> _What is expected_
Within the records below, find each line that holds the string "ffffff", then copy it.

BEGIN Listing

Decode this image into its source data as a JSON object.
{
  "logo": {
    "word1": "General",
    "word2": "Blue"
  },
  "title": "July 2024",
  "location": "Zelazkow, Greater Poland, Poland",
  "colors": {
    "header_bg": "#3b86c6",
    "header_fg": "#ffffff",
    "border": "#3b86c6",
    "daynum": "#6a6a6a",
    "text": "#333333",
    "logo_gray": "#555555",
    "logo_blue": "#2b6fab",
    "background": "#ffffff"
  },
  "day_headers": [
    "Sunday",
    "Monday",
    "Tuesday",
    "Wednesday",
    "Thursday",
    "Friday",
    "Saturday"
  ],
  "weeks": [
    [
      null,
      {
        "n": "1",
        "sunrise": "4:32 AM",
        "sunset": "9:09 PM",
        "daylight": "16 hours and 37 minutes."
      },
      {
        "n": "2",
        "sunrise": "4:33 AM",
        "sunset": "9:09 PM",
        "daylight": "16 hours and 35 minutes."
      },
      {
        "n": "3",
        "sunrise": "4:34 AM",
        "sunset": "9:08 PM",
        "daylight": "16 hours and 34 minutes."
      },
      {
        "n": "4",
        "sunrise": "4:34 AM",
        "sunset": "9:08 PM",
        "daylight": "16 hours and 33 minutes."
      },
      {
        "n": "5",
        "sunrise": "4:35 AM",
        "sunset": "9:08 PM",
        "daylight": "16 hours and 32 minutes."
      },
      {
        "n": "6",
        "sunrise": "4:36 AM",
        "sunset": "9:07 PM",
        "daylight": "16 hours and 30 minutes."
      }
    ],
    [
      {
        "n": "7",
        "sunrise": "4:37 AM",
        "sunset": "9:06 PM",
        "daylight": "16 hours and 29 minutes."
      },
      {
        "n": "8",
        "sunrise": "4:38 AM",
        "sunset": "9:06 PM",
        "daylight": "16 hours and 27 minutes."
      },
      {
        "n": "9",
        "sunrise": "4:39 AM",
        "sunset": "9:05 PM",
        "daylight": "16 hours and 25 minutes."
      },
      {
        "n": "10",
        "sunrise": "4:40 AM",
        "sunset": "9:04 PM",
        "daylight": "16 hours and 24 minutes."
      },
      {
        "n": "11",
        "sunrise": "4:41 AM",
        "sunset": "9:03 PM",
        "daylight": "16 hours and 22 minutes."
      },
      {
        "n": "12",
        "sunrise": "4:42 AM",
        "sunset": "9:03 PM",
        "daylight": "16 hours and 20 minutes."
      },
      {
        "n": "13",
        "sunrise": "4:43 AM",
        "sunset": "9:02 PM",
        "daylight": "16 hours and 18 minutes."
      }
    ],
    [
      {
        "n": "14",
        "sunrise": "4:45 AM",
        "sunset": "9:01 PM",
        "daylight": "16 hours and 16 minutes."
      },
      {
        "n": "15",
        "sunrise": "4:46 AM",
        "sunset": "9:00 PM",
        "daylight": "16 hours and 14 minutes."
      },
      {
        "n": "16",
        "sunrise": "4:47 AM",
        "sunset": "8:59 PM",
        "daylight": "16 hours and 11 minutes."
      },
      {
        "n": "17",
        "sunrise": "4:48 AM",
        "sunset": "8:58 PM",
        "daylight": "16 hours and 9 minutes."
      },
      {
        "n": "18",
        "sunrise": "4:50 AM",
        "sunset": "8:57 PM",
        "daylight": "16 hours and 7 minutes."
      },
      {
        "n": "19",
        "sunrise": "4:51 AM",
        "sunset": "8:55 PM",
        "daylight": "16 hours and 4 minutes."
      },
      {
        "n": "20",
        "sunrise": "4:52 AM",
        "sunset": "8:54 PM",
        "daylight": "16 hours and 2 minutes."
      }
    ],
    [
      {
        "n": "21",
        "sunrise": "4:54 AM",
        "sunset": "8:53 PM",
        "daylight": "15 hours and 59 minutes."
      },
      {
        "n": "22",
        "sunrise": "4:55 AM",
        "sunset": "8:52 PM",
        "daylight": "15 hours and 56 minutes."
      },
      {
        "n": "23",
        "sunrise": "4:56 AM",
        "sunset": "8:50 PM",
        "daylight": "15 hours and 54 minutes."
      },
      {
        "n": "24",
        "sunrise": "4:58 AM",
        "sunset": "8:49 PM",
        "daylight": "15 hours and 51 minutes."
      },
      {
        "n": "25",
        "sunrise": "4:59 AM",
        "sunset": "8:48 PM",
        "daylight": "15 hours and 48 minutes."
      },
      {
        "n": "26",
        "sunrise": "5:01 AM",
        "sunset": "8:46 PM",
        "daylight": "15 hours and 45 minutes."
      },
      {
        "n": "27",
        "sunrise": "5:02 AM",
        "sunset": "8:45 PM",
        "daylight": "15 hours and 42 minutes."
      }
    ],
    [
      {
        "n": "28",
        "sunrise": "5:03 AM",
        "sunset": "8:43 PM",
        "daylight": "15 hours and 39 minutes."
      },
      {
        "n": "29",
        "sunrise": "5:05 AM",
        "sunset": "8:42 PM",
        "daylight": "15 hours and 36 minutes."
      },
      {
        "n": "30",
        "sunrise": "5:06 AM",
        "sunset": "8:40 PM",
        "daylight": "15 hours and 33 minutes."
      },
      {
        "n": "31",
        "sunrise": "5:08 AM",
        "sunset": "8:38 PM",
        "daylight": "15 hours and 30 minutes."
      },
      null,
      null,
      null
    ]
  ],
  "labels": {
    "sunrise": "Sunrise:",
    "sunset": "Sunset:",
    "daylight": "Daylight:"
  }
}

END Listing

> _Answer to the exercise_
    "header_fg": "#ffffff",
    "background": "#ffffff"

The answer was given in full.